Request - All the entries need to be quoted exactly, apart from the pictures, which you should drop.

Provided records -
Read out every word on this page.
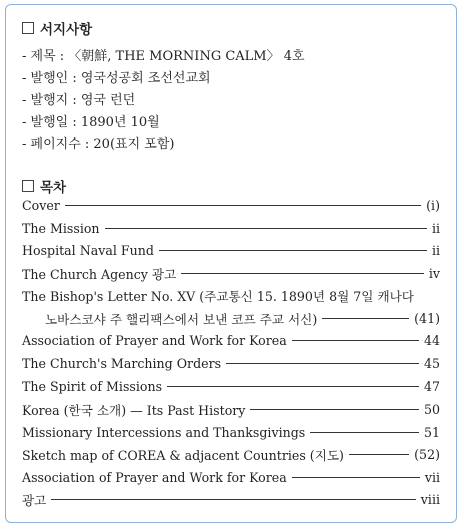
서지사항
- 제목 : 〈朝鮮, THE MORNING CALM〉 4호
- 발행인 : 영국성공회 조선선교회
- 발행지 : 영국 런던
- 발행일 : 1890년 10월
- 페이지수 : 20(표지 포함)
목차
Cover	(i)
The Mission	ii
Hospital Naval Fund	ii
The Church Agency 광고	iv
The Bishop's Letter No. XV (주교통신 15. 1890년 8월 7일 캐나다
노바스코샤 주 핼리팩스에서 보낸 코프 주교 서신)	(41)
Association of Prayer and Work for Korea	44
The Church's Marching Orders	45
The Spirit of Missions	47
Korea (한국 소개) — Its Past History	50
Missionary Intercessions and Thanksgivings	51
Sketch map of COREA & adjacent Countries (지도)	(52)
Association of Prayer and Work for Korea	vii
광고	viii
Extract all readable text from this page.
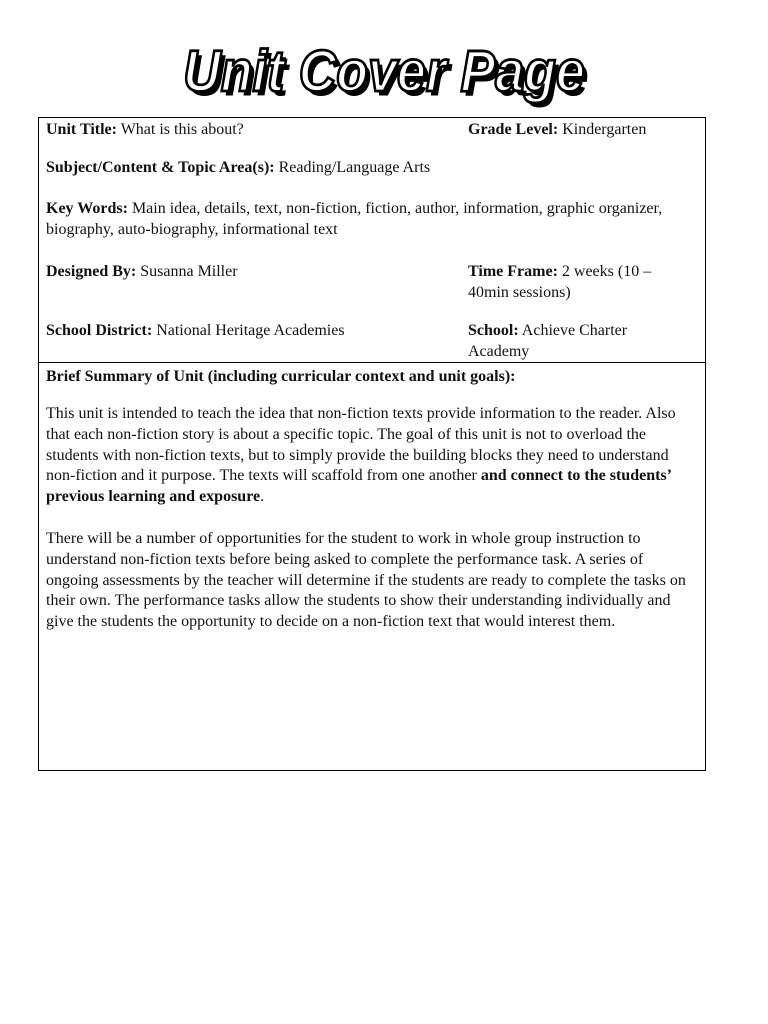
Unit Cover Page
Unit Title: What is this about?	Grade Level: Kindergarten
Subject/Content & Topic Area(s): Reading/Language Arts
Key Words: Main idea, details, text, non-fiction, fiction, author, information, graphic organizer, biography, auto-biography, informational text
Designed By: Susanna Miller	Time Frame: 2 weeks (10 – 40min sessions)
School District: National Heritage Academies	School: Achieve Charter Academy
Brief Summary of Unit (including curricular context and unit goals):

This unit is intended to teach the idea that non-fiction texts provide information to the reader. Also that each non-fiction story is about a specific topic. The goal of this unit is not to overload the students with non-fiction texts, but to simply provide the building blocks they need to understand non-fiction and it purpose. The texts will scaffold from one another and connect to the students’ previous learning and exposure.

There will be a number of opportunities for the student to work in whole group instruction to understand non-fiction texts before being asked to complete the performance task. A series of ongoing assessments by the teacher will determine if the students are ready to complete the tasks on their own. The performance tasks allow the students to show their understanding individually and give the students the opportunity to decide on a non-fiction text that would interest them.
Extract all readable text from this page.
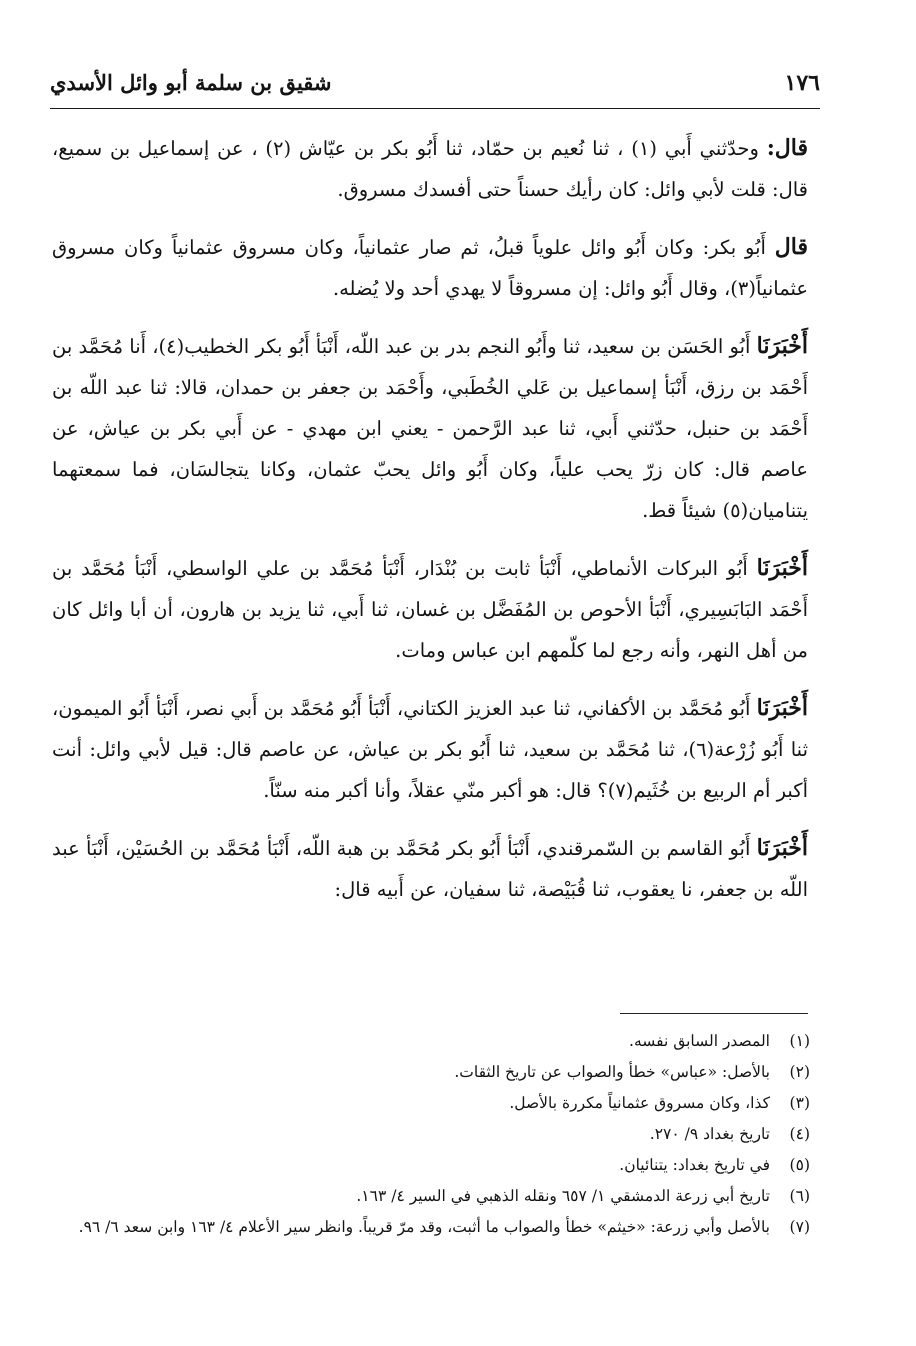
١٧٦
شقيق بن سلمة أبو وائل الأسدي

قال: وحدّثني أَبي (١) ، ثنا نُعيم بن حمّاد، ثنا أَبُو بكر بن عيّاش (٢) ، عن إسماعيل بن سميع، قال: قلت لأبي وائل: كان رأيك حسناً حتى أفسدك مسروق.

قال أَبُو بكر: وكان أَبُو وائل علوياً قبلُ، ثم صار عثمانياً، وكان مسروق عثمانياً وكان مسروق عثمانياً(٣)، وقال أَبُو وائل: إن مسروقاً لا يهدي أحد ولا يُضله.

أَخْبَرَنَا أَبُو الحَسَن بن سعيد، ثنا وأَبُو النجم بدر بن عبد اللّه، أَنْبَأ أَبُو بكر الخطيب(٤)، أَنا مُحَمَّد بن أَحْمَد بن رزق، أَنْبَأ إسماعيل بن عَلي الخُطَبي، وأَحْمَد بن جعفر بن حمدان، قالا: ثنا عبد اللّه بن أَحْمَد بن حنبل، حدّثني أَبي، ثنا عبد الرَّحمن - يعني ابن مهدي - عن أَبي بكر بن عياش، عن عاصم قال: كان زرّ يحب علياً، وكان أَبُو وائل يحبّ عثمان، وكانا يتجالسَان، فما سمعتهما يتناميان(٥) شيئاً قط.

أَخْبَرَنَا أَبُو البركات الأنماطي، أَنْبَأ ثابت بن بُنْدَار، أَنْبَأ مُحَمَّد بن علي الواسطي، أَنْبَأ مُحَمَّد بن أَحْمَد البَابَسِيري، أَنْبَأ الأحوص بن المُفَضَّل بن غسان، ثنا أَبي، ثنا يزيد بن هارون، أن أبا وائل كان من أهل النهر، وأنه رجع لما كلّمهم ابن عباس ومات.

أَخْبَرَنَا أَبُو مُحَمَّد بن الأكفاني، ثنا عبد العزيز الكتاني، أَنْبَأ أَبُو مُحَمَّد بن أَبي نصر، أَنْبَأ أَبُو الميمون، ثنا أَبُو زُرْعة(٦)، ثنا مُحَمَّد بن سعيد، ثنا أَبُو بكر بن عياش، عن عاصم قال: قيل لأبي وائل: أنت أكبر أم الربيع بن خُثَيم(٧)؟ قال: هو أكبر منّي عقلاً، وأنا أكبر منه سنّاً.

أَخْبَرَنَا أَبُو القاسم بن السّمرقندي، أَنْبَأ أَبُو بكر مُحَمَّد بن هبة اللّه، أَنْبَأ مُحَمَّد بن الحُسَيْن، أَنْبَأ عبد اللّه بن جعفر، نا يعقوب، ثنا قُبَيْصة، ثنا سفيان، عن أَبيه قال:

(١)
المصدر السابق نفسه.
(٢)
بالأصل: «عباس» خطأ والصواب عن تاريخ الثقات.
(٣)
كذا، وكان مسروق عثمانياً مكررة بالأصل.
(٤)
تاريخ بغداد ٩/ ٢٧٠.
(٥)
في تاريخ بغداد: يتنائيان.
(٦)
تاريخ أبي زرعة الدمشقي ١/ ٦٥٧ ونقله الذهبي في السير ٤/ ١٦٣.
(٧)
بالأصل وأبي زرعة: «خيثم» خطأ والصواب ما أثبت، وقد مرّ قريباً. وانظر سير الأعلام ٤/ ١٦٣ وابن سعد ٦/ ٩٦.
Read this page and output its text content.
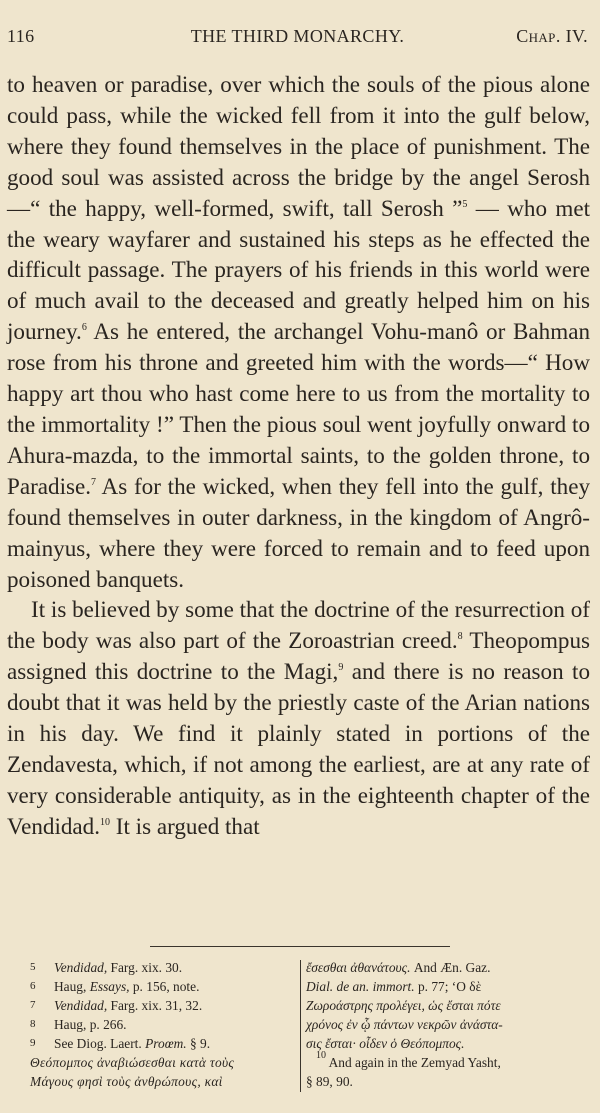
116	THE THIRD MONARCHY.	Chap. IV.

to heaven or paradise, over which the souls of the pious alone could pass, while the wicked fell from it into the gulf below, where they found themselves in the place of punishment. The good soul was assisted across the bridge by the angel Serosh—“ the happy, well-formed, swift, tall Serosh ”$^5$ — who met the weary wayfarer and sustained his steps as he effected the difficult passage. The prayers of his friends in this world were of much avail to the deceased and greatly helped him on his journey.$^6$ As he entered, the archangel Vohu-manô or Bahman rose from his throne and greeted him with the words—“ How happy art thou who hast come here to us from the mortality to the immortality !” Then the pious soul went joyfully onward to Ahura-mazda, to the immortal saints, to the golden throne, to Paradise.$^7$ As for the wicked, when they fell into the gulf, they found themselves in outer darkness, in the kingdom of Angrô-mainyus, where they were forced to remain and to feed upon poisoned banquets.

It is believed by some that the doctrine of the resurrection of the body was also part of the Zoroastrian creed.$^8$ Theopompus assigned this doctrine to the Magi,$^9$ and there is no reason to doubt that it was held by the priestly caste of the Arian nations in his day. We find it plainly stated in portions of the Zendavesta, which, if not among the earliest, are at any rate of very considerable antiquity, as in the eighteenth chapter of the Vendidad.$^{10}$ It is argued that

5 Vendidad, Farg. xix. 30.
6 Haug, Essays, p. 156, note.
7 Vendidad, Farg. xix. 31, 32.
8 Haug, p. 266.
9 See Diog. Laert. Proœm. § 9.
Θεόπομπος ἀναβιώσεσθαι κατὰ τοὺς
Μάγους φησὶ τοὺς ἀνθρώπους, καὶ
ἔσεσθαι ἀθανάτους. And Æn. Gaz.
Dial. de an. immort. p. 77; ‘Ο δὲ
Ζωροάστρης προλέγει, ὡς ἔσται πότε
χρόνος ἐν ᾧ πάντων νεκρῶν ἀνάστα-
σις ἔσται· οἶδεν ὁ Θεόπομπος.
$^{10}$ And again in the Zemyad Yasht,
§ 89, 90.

Response for this exercise -
Read out every word on this page.
서지사항
- 제목 : 〈朝鮮, THE MORNING CALM〉 4호
- 발행인 : 영국성공회 조선선교회
- 발행지 : 영국 런던
- 발행일 : 1890년 10월
- 페이지수 : 20(표지 포함)
목차
Cover	(i)
The Mission	ii
Hospital Naval Fund	ii
The Church Agency 광고	iv
The Bishop's Letter No. XV (주교통신 15. 1890년 8월 7일 캐나다
노바스코샤 주 핼리팩스에서 보낸 코프 주교 서신)	(41)
Association of Prayer and Work for Korea	44
The Church's Marching Orders	45
The Spirit of Missions	47
Korea (한국 소개) — Its Past History	50
Missionary Intercessions and Thanksgivings	51
Sketch map of COREA & adjacent Countries (지도)	(52)
Association of Prayer and Work for Korea	vii
광고	viii
Extract all readable text from this page.
Unit Cover Page
Unit Title: What is this about?	Grade Level: Kindergarten
Subject/Content & Topic Area(s): Reading/Language Arts
Key Words: Main idea, details, text, non-fiction, fiction, author, information, graphic organizer, biography, auto-biography, informational text
Designed By: Susanna Miller	Time Frame: 2 weeks (10 – 40min sessions)
School District: National Heritage Academies	School: Achieve Charter Academy
Brief Summary of Unit (including curricular context and unit goals):

This unit is intended to teach the idea that non-fiction texts provide information to the reader. Also that each non-fiction story is about a specific topic. The goal of this unit is not to overload the students with non-fiction texts, but to simply provide the building blocks they need to understand non-fiction and it purpose. The texts will scaffold from one another and connect to the students’ previous learning and exposure.

There will be a number of opportunities for the student to work in whole group instruction to understand non-fiction texts before being asked to complete the performance task. A series of ongoing assessments by the teacher will determine if the students are ready to complete the tasks on their own. The performance tasks allow the students to show their understanding individually and give the students the opportunity to decide on a non-fiction text that would interest them.
Extract all readable text from this page.
١٧٦
شقيق بن سلمة أبو وائل الأسدي

قال: وحدّثني أَبي (١) ، ثنا نُعيم بن حمّاد، ثنا أَبُو بكر بن عيّاش (٢) ، عن إسماعيل بن سميع، قال: قلت لأبي وائل: كان رأيك حسناً حتى أفسدك مسروق.

قال أَبُو بكر: وكان أَبُو وائل علوياً قبلُ، ثم صار عثمانياً، وكان مسروق عثمانياً وكان مسروق عثمانياً(٣)، وقال أَبُو وائل: إن مسروقاً لا يهدي أحد ولا يُضله.

أَخْبَرَنَا أَبُو الحَسَن بن سعيد، ثنا وأَبُو النجم بدر بن عبد اللّه، أَنْبَأ أَبُو بكر الخطيب(٤)، أَنا مُحَمَّد بن أَحْمَد بن رزق، أَنْبَأ إسماعيل بن عَلي الخُطَبي، وأَحْمَد بن جعفر بن حمدان، قالا: ثنا عبد اللّه بن أَحْمَد بن حنبل، حدّثني أَبي، ثنا عبد الرَّحمن - يعني ابن مهدي - عن أَبي بكر بن عياش، عن عاصم قال: كان زرّ يحب علياً، وكان أَبُو وائل يحبّ عثمان، وكانا يتجالسَان، فما سمعتهما يتناميان(٥) شيئاً قط.

أَخْبَرَنَا أَبُو البركات الأنماطي، أَنْبَأ ثابت بن بُنْدَار، أَنْبَأ مُحَمَّد بن علي الواسطي، أَنْبَأ مُحَمَّد بن أَحْمَد البَابَسِيري، أَنْبَأ الأحوص بن المُفَضَّل بن غسان، ثنا أَبي، ثنا يزيد بن هارون، أن أبا وائل كان من أهل النهر، وأنه رجع لما كلّمهم ابن عباس ومات.

أَخْبَرَنَا أَبُو مُحَمَّد بن الأكفاني، ثنا عبد العزيز الكتاني، أَنْبَأ أَبُو مُحَمَّد بن أَبي نصر، أَنْبَأ أَبُو الميمون، ثنا أَبُو زُرْعة(٦)، ثنا مُحَمَّد بن سعيد، ثنا أَبُو بكر بن عياش، عن عاصم قال: قيل لأبي وائل: أنت أكبر أم الربيع بن خُثَيم(٧)؟ قال: هو أكبر منّي عقلاً، وأنا أكبر منه سنّاً.

أَخْبَرَنَا أَبُو القاسم بن السّمرقندي، أَنْبَأ أَبُو بكر مُحَمَّد بن هبة اللّه، أَنْبَأ مُحَمَّد بن الحُسَيْن، أَنْبَأ عبد اللّه بن جعفر، نا يعقوب، ثنا قُبَيْصة، ثنا سفيان، عن أَبيه قال:

(١)
المصدر السابق نفسه.
(٢)
بالأصل: «عباس» خطأ والصواب عن تاريخ الثقات.
(٣)
كذا، وكان مسروق عثمانياً مكررة بالأصل.
(٤)
تاريخ بغداد ٩/ ٢٧٠.
(٥)
في تاريخ بغداد: يتنائيان.
(٦)
تاريخ أبي زرعة الدمشقي ١/ ٦٥٧ ونقله الذهبي في السير ٤/ ١٦٣.
(٧)
بالأصل وأبي زرعة: «خيثم» خطأ والصواب ما أثبت، وقد مرّ قريباً. وانظر سير الأعلام ٤/ ١٦٣ وابن سعد ٦/ ٩٦.
Read this page and output its text content.
116	THE THIRD MONARCHY.	Chap. IV.

to heaven or paradise, over which the souls of the pious alone could pass, while the wicked fell from it into the gulf below, where they found themselves in the place of punishment. The good soul was assisted across the bridge by the angel Serosh—“ the happy, well-formed, swift, tall Serosh ”$^5$ — who met the weary wayfarer and sustained his steps as he effected the difficult passage. The prayers of his friends in this world were of much avail to the deceased and greatly helped him on his journey.$^6$ As he entered, the archangel Vohu-manô or Bahman rose from his throne and greeted him with the words—“ How happy art thou who hast come here to us from the mortality to the immortality !” Then the pious soul went joyfully onward to Ahura-mazda, to the immortal saints, to the golden throne, to Paradise.$^7$ As for the wicked, when they fell into the gulf, they found themselves in outer darkness, in the kingdom of Angrô-mainyus, where they were forced to remain and to feed upon poisoned banquets.

It is believed by some that the doctrine of the resurrection of the body was also part of the Zoroastrian creed.$^8$ Theopompus assigned this doctrine to the Magi,$^9$ and there is no reason to doubt that it was held by the priestly caste of the Arian nations in his day. We find it plainly stated in portions of the Zendavesta, which, if not among the earliest, are at any rate of very considerable antiquity, as in the eighteenth chapter of the Vendidad.$^{10}$ It is argued that

5 Vendidad, Farg. xix. 30.
6 Haug, Essays, p. 156, note.
7 Vendidad, Farg. xix. 31, 32.
8 Haug, p. 266.
9 See Diog. Laert. Proœm. § 9.
Θεόπομπος ἀναβιώσεσθαι κατὰ τοὺς
Μάγους φησὶ τοὺς ἀνθρώπους, καὶ
ἔσεσθαι ἀθανάτους. And Æn. Gaz.
Dial. de an. immort. p. 77; ‘Ο δὲ
Ζωροάστρης προλέγει, ὡς ἔσται πότε
χρόνος ἐν ᾧ πάντων νεκρῶν ἀνάστα-
σις ἔσται· οἶδεν ὁ Θεόπομπος.
$^{10}$ And again in the Zemyad Yasht,
§ 89, 90.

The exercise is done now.